Given request: Would it be possible to write out each entry below exactly, without the pictures?

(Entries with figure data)
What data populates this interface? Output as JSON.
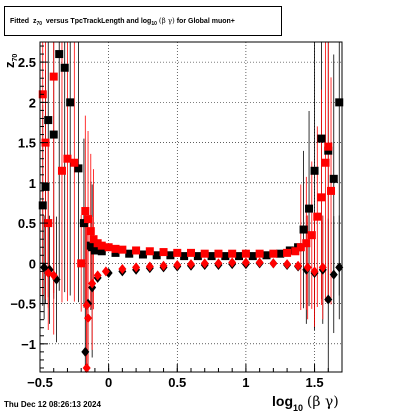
{
  "title": {
    "prefix": "Fitted",
    "z": "z",
    "z_sub": "70",
    "middle": "versus TpcTrackLength and log",
    "log_sub": "10",
    "beta_gamma": "(β  γ)",
    "suffix": "for Global muon+"
  },
  "datestamp": "Thu Dec 12 08:26:13 2024",
  "xlabel": {
    "log": "log",
    "sub": "10",
    "greek": "(β γ)"
  },
  "ylabel": {
    "z": "z",
    "sub": "70"
  },
  "colors": {
    "series_a": "#000000",
    "series_b": "#ff0000",
    "grid": "#000000",
    "frame": "#000000"
  },
  "chart_data": {
    "type": "scatter",
    "xlim": [
      -0.5,
      1.7
    ],
    "ylim": [
      -1.35,
      2.75
    ],
    "grid": true,
    "x_ticks": [
      {
        "value": -0.5,
        "label": "−0.5"
      },
      {
        "value": 0,
        "label": "0"
      },
      {
        "value": 0.5,
        "label": "0.5"
      },
      {
        "value": 1,
        "label": "1"
      },
      {
        "value": 1.5,
        "label": "1.5"
      }
    ],
    "y_ticks": [
      {
        "value": -1,
        "label": "−1"
      },
      {
        "value": -0.5,
        "label": "−0.5"
      },
      {
        "value": 0,
        "label": "0"
      },
      {
        "value": 0.5,
        "label": "0.5"
      },
      {
        "value": 1,
        "label": "1"
      },
      {
        "value": 1.5,
        "label": "1.5"
      },
      {
        "value": 2,
        "label": "2"
      },
      {
        "value": 2.5,
        "label": "2.5"
      }
    ],
    "series": [
      {
        "marker": "square",
        "color": "#000000",
        "points": [
          [
            -0.48,
            0.72
          ],
          [
            -0.46,
            0.95
          ],
          [
            -0.44,
            1.78
          ],
          [
            -0.4,
            1.6
          ],
          [
            -0.36,
            2.6
          ],
          [
            -0.32,
            2.43
          ],
          [
            -0.28,
            2.0
          ],
          [
            -0.22,
            1.18
          ],
          [
            -0.18,
            0.5
          ],
          [
            -0.13,
            0.22
          ],
          [
            -0.12,
            0.2
          ],
          [
            -0.1,
            0.16
          ],
          [
            -0.05,
            0.15
          ],
          [
            0.05,
            0.13
          ],
          [
            0.15,
            0.12
          ],
          [
            0.25,
            0.11
          ],
          [
            0.35,
            0.1
          ],
          [
            0.45,
            0.1
          ],
          [
            0.55,
            0.09
          ],
          [
            0.65,
            0.09
          ],
          [
            0.75,
            0.09
          ],
          [
            0.85,
            0.09
          ],
          [
            0.95,
            0.09
          ],
          [
            1.05,
            0.09
          ],
          [
            1.15,
            0.1
          ],
          [
            1.25,
            0.12
          ],
          [
            1.32,
            0.16
          ],
          [
            1.38,
            0.2
          ],
          [
            1.42,
            0.42
          ],
          [
            1.46,
            0.68
          ],
          [
            1.5,
            1.15
          ],
          [
            1.55,
            1.55
          ],
          [
            1.6,
            1.4
          ],
          [
            1.64,
            1.05
          ],
          [
            1.68,
            2.0
          ]
        ]
      },
      {
        "marker": "diamond",
        "color": "#000000",
        "points": [
          [
            -0.47,
            -0.05
          ],
          [
            -0.43,
            -0.08
          ],
          [
            -0.38,
            -0.2
          ],
          [
            -0.17,
            -1.1
          ],
          [
            -0.15,
            -0.5
          ],
          [
            -0.12,
            -0.3
          ],
          [
            -0.08,
            -0.18
          ],
          [
            0.0,
            -0.12
          ],
          [
            0.1,
            -0.1
          ],
          [
            0.2,
            -0.08
          ],
          [
            0.3,
            -0.06
          ],
          [
            0.4,
            -0.05
          ],
          [
            0.5,
            -0.04
          ],
          [
            0.6,
            -0.03
          ],
          [
            0.7,
            -0.02
          ],
          [
            0.8,
            -0.02
          ],
          [
            0.9,
            -0.01
          ],
          [
            1.0,
            -0.01
          ],
          [
            1.1,
            0.0
          ],
          [
            1.2,
            0.0
          ],
          [
            1.3,
            -0.02
          ],
          [
            1.38,
            -0.04
          ],
          [
            1.44,
            -0.08
          ],
          [
            1.5,
            -0.12
          ],
          [
            1.56,
            -0.08
          ],
          [
            1.6,
            -0.45
          ],
          [
            1.64,
            -0.14
          ],
          [
            1.68,
            -0.05
          ]
        ]
      },
      {
        "marker": "square",
        "color": "#ff0000",
        "points": [
          [
            -0.48,
            2.1
          ],
          [
            -0.46,
            1.5
          ],
          [
            -0.44,
            0.5
          ],
          [
            -0.4,
            2.32
          ],
          [
            -0.34,
            1.15
          ],
          [
            -0.3,
            1.3
          ],
          [
            -0.25,
            1.25
          ],
          [
            -0.2,
            0.0
          ],
          [
            -0.17,
            0.65
          ],
          [
            -0.15,
            0.55
          ],
          [
            -0.13,
            0.4
          ],
          [
            -0.11,
            0.3
          ],
          [
            -0.08,
            0.25
          ],
          [
            -0.05,
            0.22
          ],
          [
            0.0,
            0.2
          ],
          [
            0.05,
            0.18
          ],
          [
            0.1,
            0.17
          ],
          [
            0.2,
            0.16
          ],
          [
            0.3,
            0.15
          ],
          [
            0.4,
            0.14
          ],
          [
            0.5,
            0.13
          ],
          [
            0.6,
            0.13
          ],
          [
            0.7,
            0.12
          ],
          [
            0.8,
            0.12
          ],
          [
            0.9,
            0.12
          ],
          [
            1.0,
            0.12
          ],
          [
            1.1,
            0.12
          ],
          [
            1.2,
            0.12
          ],
          [
            1.3,
            0.13
          ],
          [
            1.36,
            0.15
          ],
          [
            1.4,
            0.2
          ],
          [
            1.44,
            0.25
          ],
          [
            1.48,
            0.35
          ],
          [
            1.52,
            0.58
          ],
          [
            1.55,
            0.82
          ],
          [
            1.58,
            1.25
          ],
          [
            1.6,
            1.45
          ],
          [
            1.62,
            0.9
          ]
        ]
      },
      {
        "marker": "diamond",
        "color": "#ff0000",
        "points": [
          [
            -0.44,
            -0.12
          ],
          [
            -0.4,
            -0.15
          ],
          [
            -0.16,
            -0.52
          ],
          [
            -0.15,
            -0.68
          ],
          [
            -0.16,
            -1.3
          ],
          [
            -0.12,
            -0.25
          ],
          [
            -0.08,
            -0.15
          ],
          [
            -0.02,
            -0.1
          ],
          [
            0.1,
            -0.07
          ],
          [
            0.2,
            -0.05
          ],
          [
            0.3,
            -0.04
          ],
          [
            0.4,
            -0.03
          ],
          [
            0.5,
            -0.02
          ],
          [
            0.6,
            -0.01
          ],
          [
            0.7,
            0.0
          ],
          [
            0.8,
            0.0
          ],
          [
            0.9,
            0.01
          ],
          [
            1.0,
            0.01
          ],
          [
            1.1,
            0.01
          ],
          [
            1.2,
            0.0
          ],
          [
            1.3,
            -0.01
          ],
          [
            1.38,
            -0.03
          ],
          [
            1.45,
            -0.05
          ],
          [
            1.5,
            -0.1
          ],
          [
            1.56,
            -0.05
          ]
        ]
      }
    ]
  }
}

Expected answer:
What data populates this interface? Output as JSON.
{
  "title": {
    "prefix": "Fitted",
    "z": "z",
    "z_sub": "70",
    "middle": "versus TpcTrackLength and log",
    "log_sub": "10",
    "beta_gamma": "(β  γ)",
    "suffix": "for Global muon+"
  },
  "datestamp": "Thu Dec 12 08:26:13 2024",
  "xlabel": {
    "log": "log",
    "sub": "10",
    "greek": "(β γ)"
  },
  "ylabel": {
    "z": "z",
    "sub": "70"
  },
  "colors": {
    "series_a": "#000000",
    "series_b": "#ff0000",
    "grid": "#000000",
    "frame": "#000000"
  },
  "chart_data": {
    "type": "scatter",
    "xlim": [
      -0.5,
      1.7
    ],
    "ylim": [
      -1.35,
      2.75
    ],
    "grid": true,
    "x_ticks": [
      {
        "value": -0.5,
        "label": "−0.5"
      },
      {
        "value": 0,
        "label": "0"
      },
      {
        "value": 0.5,
        "label": "0.5"
      },
      {
        "value": 1,
        "label": "1"
      },
      {
        "value": 1.5,
        "label": "1.5"
      }
    ],
    "y_ticks": [
      {
        "value": -1,
        "label": "−1"
      },
      {
        "value": -0.5,
        "label": "−0.5"
      },
      {
        "value": 0,
        "label": "0"
      },
      {
        "value": 0.5,
        "label": "0.5"
      },
      {
        "value": 1,
        "label": "1"
      },
      {
        "value": 1.5,
        "label": "1.5"
      },
      {
        "value": 2,
        "label": "2"
      },
      {
        "value": 2.5,
        "label": "2.5"
      }
    ],
    "series": [
      {
        "marker": "square",
        "color": "#000000",
        "points": [
          [
            -0.48,
            0.72
          ],
          [
            -0.46,
            0.95
          ],
          [
            -0.44,
            1.78
          ],
          [
            -0.4,
            1.6
          ],
          [
            -0.36,
            2.6
          ],
          [
            -0.32,
            2.43
          ],
          [
            -0.28,
            2.0
          ],
          [
            -0.22,
            1.18
          ],
          [
            -0.18,
            0.5
          ],
          [
            -0.13,
            0.22
          ],
          [
            -0.12,
            0.2
          ],
          [
            -0.1,
            0.16
          ],
          [
            -0.05,
            0.15
          ],
          [
            0.05,
            0.13
          ],
          [
            0.15,
            0.12
          ],
          [
            0.25,
            0.11
          ],
          [
            0.35,
            0.1
          ],
          [
            0.45,
            0.1
          ],
          [
            0.55,
            0.09
          ],
          [
            0.65,
            0.09
          ],
          [
            0.75,
            0.09
          ],
          [
            0.85,
            0.09
          ],
          [
            0.95,
            0.09
          ],
          [
            1.05,
            0.09
          ],
          [
            1.15,
            0.1
          ],
          [
            1.25,
            0.12
          ],
          [
            1.32,
            0.16
          ],
          [
            1.38,
            0.2
          ],
          [
            1.42,
            0.42
          ],
          [
            1.46,
            0.68
          ],
          [
            1.5,
            1.15
          ],
          [
            1.55,
            1.55
          ],
          [
            1.6,
            1.4
          ],
          [
            1.64,
            1.05
          ],
          [
            1.68,
            2.0
          ]
        ]
      },
      {
        "marker": "diamond",
        "color": "#000000",
        "points": [
          [
            -0.47,
            -0.05
          ],
          [
            -0.43,
            -0.08
          ],
          [
            -0.38,
            -0.2
          ],
          [
            -0.17,
            -1.1
          ],
          [
            -0.15,
            -0.5
          ],
          [
            -0.12,
            -0.3
          ],
          [
            -0.08,
            -0.18
          ],
          [
            0.0,
            -0.12
          ],
          [
            0.1,
            -0.1
          ],
          [
            0.2,
            -0.08
          ],
          [
            0.3,
            -0.06
          ],
          [
            0.4,
            -0.05
          ],
          [
            0.5,
            -0.04
          ],
          [
            0.6,
            -0.03
          ],
          [
            0.7,
            -0.02
          ],
          [
            0.8,
            -0.02
          ],
          [
            0.9,
            -0.01
          ],
          [
            1.0,
            -0.01
          ],
          [
            1.1,
            0.0
          ],
          [
            1.2,
            0.0
          ],
          [
            1.3,
            -0.02
          ],
          [
            1.38,
            -0.04
          ],
          [
            1.44,
            -0.08
          ],
          [
            1.5,
            -0.12
          ],
          [
            1.56,
            -0.08
          ],
          [
            1.6,
            -0.45
          ],
          [
            1.64,
            -0.14
          ],
          [
            1.68,
            -0.05
          ]
        ]
      },
      {
        "marker": "square",
        "color": "#ff0000",
        "points": [
          [
            -0.48,
            2.1
          ],
          [
            -0.46,
            1.5
          ],
          [
            -0.44,
            0.5
          ],
          [
            -0.4,
            2.32
          ],
          [
            -0.34,
            1.15
          ],
          [
            -0.3,
            1.3
          ],
          [
            -0.25,
            1.25
          ],
          [
            -0.2,
            0.0
          ],
          [
            -0.17,
            0.65
          ],
          [
            -0.15,
            0.55
          ],
          [
            -0.13,
            0.4
          ],
          [
            -0.11,
            0.3
          ],
          [
            -0.08,
            0.25
          ],
          [
            -0.05,
            0.22
          ],
          [
            0.0,
            0.2
          ],
          [
            0.05,
            0.18
          ],
          [
            0.1,
            0.17
          ],
          [
            0.2,
            0.16
          ],
          [
            0.3,
            0.15
          ],
          [
            0.4,
            0.14
          ],
          [
            0.5,
            0.13
          ],
          [
            0.6,
            0.13
          ],
          [
            0.7,
            0.12
          ],
          [
            0.8,
            0.12
          ],
          [
            0.9,
            0.12
          ],
          [
            1.0,
            0.12
          ],
          [
            1.1,
            0.12
          ],
          [
            1.2,
            0.12
          ],
          [
            1.3,
            0.13
          ],
          [
            1.36,
            0.15
          ],
          [
            1.4,
            0.2
          ],
          [
            1.44,
            0.25
          ],
          [
            1.48,
            0.35
          ],
          [
            1.52,
            0.58
          ],
          [
            1.55,
            0.82
          ],
          [
            1.58,
            1.25
          ],
          [
            1.6,
            1.45
          ],
          [
            1.62,
            0.9
          ]
        ]
      },
      {
        "marker": "diamond",
        "color": "#ff0000",
        "points": [
          [
            -0.44,
            -0.12
          ],
          [
            -0.4,
            -0.15
          ],
          [
            -0.16,
            -0.52
          ],
          [
            -0.15,
            -0.68
          ],
          [
            -0.16,
            -1.3
          ],
          [
            -0.12,
            -0.25
          ],
          [
            -0.08,
            -0.15
          ],
          [
            -0.02,
            -0.1
          ],
          [
            0.1,
            -0.07
          ],
          [
            0.2,
            -0.05
          ],
          [
            0.3,
            -0.04
          ],
          [
            0.4,
            -0.03
          ],
          [
            0.5,
            -0.02
          ],
          [
            0.6,
            -0.01
          ],
          [
            0.7,
            0.0
          ],
          [
            0.8,
            0.0
          ],
          [
            0.9,
            0.01
          ],
          [
            1.0,
            0.01
          ],
          [
            1.1,
            0.01
          ],
          [
            1.2,
            0.0
          ],
          [
            1.3,
            -0.01
          ],
          [
            1.38,
            -0.03
          ],
          [
            1.45,
            -0.05
          ],
          [
            1.5,
            -0.1
          ],
          [
            1.56,
            -0.05
          ]
        ]
      }
    ]
  }
}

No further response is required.